§ The task: Look through the lines below and state how many hold the word "Transcribe". Write only the number.

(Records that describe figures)

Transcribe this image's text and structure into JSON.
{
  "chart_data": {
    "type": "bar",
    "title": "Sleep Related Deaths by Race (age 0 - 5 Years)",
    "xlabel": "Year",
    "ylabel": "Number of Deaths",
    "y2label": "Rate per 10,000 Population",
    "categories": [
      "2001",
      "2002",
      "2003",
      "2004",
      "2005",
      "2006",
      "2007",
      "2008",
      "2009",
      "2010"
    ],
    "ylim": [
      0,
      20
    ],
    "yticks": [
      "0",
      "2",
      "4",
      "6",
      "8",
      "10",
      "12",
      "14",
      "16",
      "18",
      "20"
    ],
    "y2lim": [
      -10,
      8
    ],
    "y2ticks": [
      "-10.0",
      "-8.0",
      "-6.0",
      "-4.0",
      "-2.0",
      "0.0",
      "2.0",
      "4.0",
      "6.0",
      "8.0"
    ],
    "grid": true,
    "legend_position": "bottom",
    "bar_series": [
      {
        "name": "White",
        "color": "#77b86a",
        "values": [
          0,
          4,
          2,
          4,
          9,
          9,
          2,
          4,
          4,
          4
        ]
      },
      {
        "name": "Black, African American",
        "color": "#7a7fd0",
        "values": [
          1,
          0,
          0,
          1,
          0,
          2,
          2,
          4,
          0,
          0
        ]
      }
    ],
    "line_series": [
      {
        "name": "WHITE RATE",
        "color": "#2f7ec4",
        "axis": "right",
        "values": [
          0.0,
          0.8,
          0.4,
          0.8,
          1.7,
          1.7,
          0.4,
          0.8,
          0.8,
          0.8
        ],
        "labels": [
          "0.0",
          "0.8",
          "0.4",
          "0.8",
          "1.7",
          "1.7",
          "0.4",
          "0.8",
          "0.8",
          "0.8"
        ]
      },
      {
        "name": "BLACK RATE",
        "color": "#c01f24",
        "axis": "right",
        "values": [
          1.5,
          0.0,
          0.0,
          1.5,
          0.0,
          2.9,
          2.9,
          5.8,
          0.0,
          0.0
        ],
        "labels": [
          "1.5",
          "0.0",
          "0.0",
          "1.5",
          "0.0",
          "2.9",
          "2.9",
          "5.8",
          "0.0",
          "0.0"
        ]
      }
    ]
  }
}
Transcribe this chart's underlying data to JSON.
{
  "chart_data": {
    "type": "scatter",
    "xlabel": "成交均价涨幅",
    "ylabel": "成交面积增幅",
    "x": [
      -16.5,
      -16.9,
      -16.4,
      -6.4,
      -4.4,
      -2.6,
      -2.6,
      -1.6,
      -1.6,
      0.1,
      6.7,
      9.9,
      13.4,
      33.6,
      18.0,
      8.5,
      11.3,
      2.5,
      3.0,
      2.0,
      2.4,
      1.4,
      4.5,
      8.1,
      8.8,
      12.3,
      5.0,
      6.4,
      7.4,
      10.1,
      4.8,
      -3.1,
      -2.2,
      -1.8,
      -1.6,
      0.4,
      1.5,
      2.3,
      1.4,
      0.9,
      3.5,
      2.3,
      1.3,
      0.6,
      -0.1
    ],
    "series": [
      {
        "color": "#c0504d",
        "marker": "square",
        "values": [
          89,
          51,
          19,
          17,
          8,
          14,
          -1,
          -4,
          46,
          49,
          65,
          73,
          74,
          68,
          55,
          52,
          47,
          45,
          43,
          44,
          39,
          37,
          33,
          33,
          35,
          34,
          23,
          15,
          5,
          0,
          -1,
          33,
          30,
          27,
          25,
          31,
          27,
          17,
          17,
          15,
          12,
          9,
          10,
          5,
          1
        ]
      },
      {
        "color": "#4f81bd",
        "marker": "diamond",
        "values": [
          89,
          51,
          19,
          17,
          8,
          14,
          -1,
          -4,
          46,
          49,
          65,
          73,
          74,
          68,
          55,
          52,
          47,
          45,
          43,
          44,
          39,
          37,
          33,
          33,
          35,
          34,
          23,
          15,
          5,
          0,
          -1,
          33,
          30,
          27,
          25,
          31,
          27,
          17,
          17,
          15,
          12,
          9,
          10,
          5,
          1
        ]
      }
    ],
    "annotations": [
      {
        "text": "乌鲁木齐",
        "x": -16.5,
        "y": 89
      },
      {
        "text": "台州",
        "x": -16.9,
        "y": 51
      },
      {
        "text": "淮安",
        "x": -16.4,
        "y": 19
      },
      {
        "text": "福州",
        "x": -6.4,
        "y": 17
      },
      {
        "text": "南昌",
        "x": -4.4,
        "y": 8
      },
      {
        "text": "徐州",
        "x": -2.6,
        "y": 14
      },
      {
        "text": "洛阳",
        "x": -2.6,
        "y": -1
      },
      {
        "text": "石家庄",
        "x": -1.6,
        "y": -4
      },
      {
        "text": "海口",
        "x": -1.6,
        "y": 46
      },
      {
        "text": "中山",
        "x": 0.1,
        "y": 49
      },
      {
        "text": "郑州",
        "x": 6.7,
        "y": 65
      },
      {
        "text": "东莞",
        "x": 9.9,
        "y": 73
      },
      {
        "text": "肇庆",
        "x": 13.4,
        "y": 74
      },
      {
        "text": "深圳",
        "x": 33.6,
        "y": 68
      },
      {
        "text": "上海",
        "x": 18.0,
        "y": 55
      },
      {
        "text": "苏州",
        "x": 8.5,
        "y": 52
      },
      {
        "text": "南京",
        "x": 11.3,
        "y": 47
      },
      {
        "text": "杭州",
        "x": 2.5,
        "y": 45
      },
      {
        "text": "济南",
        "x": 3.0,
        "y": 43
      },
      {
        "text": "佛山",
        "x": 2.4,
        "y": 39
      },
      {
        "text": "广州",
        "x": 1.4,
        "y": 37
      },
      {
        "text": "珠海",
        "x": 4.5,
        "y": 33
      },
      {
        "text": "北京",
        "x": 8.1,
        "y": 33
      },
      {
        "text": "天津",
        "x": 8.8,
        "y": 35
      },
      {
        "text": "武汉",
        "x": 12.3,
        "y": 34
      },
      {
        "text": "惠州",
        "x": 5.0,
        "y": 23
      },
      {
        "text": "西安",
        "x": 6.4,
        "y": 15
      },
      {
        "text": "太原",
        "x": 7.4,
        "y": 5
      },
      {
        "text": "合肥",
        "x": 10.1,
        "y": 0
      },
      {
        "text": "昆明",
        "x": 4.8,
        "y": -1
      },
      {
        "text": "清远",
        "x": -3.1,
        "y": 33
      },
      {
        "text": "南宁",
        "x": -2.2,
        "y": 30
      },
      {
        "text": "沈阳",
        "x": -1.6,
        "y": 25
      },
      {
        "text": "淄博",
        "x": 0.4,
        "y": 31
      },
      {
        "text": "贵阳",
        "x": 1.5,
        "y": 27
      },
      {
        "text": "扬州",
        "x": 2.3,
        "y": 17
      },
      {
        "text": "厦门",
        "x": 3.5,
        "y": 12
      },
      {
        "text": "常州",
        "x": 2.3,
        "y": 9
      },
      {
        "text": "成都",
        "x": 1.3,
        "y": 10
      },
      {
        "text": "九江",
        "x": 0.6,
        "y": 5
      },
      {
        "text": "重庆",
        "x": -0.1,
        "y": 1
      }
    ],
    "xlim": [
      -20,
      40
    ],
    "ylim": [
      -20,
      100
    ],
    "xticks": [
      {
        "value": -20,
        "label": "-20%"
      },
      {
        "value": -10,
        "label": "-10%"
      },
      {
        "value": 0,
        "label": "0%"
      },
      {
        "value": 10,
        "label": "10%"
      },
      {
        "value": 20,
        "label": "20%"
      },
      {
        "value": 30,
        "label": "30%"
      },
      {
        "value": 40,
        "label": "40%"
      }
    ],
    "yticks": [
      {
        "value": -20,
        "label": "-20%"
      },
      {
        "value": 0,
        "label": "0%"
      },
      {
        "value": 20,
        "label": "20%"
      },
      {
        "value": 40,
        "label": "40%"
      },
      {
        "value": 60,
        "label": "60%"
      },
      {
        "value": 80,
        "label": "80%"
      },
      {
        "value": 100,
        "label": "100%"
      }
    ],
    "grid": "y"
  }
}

§ Response: 2